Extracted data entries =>

--- Start ---

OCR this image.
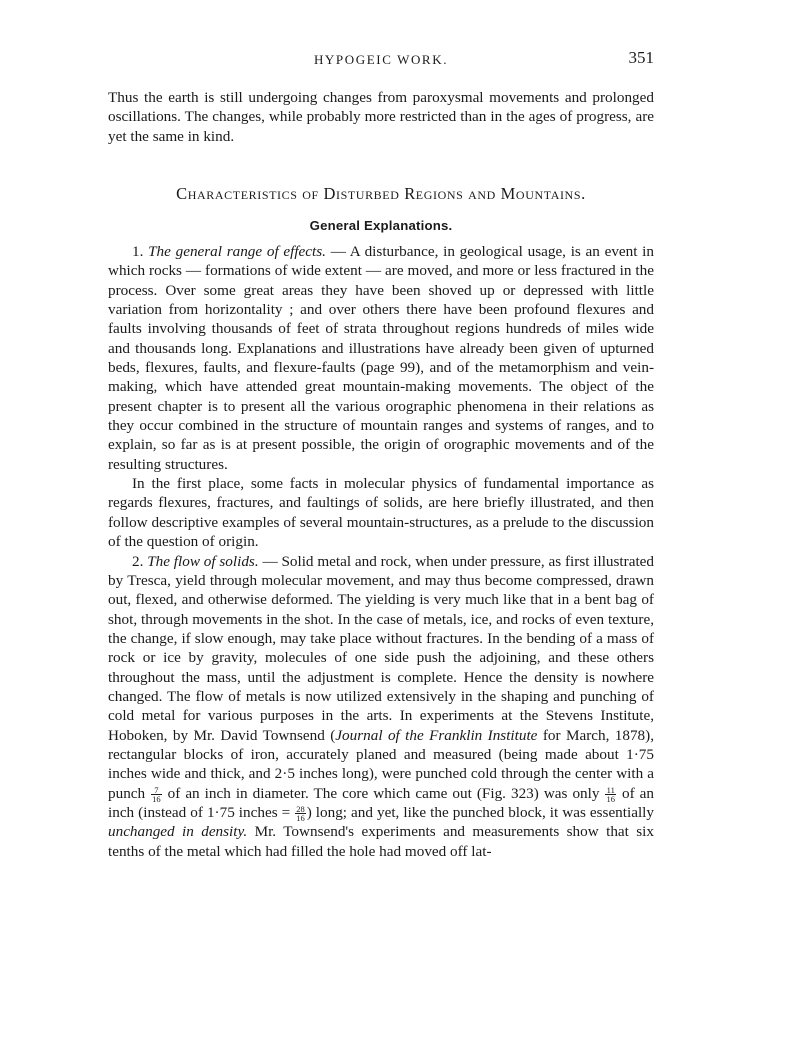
HYPOGEIC WORK.	351

Thus the earth is still undergoing changes from paroxysmal movements and prolonged oscillations. The changes, while probably more restricted than in the ages of progress, are yet the same in kind.

Characteristics of Disturbed Regions and Mountains.
General Explanations.

1. The general range of effects. — A disturbance, in geological usage, is an event in which rocks — formations of wide extent — are moved, and more or less fractured in the process. Over some great areas they have been shoved up or depressed with little variation from horizontality ; and over others there have been profound flexures and faults involving thousands of feet of strata throughout regions hundreds of miles wide and thousands long. Explanations and illustrations have already been given of upturned beds, flexures, faults, and flexure-faults (page 99), and of the metamorphism and vein-making, which have attended great mountain-making movements. The object of the present chapter is to present all the various orographic phenomena in their relations as they occur combined in the structure of mountain ranges and systems of ranges, and to explain, so far as is at present possible, the origin of orographic movements and of the resulting structures.

In the first place, some facts in molecular physics of fundamental importance as regards flexures, fractures, and faultings of solids, are here briefly illustrated, and then follow descriptive examples of several mountain-structures, as a prelude to the discussion of the question of origin.

2. The flow of solids. — Solid metal and rock, when under pressure, as first illustrated by Tresca, yield through molecular movement, and may thus become compressed, drawn out, flexed, and otherwise deformed. The yielding is very much like that in a bent bag of shot, through movements in the shot. In the case of metals, ice, and rocks of even texture, the change, if slow enough, may take place without fractures. In the bending of a mass of rock or ice by gravity, molecules of one side push the adjoining, and these others throughout the mass, until the adjustment is complete. Hence the density is nowhere changed. The flow of metals is now utilized extensively in the shaping and punching of cold metal for various purposes in the arts. In experiments at the Stevens Institute, Hoboken, by Mr. David Townsend (Journal of the Franklin Institute for March, 1878), rectangular blocks of iron, accurately planed and measured (being made about 1·75 inches wide and thick, and 2·5 inches long), were punched cold through the center with a punch $\frac{7}{16}$ of an inch in diameter. The core which came out (Fig. 323) was only $\frac{11}{16}$ of an inch (instead of 1·75 inches = $\frac{28}{16}$ ) long; and yet, like the punched block, it was essentially unchanged in density. Mr. Townsend's experiments and measurements show that six tenths of the metal which had filled the hole had moved off lat-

--- End ---

Retype all of the entries exactly as written, leaving out any images.

OCR this image.
HYPOGEIC WORK.	351

Thus the earth is still undergoing changes from paroxysmal movements and prolonged oscillations. The changes, while probably more restricted than in the ages of progress, are yet the same in kind.

Characteristics of Disturbed Regions and Mountains.
General Explanations.

1. The general range of effects. — A disturbance, in geological usage, is an event in which rocks — formations of wide extent — are moved, and more or less fractured in the process. Over some great areas they have been shoved up or depressed with little variation from horizontality ; and over others there have been profound flexures and faults involving thousands of feet of strata throughout regions hundreds of miles wide and thousands long. Explanations and illustrations have already been given of upturned beds, flexures, faults, and flexure-faults (page 99), and of the metamorphism and vein-making, which have attended great mountain-making movements. The object of the present chapter is to present all the various orographic phenomena in their relations as they occur combined in the structure of mountain ranges and systems of ranges, and to explain, so far as is at present possible, the origin of orographic movements and of the resulting structures.

In the first place, some facts in molecular physics of fundamental importance as regards flexures, fractures, and faultings of solids, are here briefly illustrated, and then follow descriptive examples of several mountain-structures, as a prelude to the discussion of the question of origin.

2. The flow of solids. — Solid metal and rock, when under pressure, as first illustrated by Tresca, yield through molecular movement, and may thus become compressed, drawn out, flexed, and otherwise deformed. The yielding is very much like that in a bent bag of shot, through movements in the shot. In the case of metals, ice, and rocks of even texture, the change, if slow enough, may take place without fractures. In the bending of a mass of rock or ice by gravity, molecules of one side push the adjoining, and these others throughout the mass, until the adjustment is complete. Hence the density is nowhere changed. The flow of metals is now utilized extensively in the shaping and punching of cold metal for various purposes in the arts. In experiments at the Stevens Institute, Hoboken, by Mr. David Townsend (Journal of the Franklin Institute for March, 1878), rectangular blocks of iron, accurately planed and measured (being made about 1·75 inches wide and thick, and 2·5 inches long), were punched cold through the center with a punch $\frac{7}{16}$ of an inch in diameter. The core which came out (Fig. 323) was only $\frac{11}{16}$ of an inch (instead of 1·75 inches = $\frac{28}{16}$ ) long; and yet, like the punched block, it was essentially unchanged in density. Mr. Townsend's experiments and measurements show that six tenths of the metal which had filled the hole had moved off lat-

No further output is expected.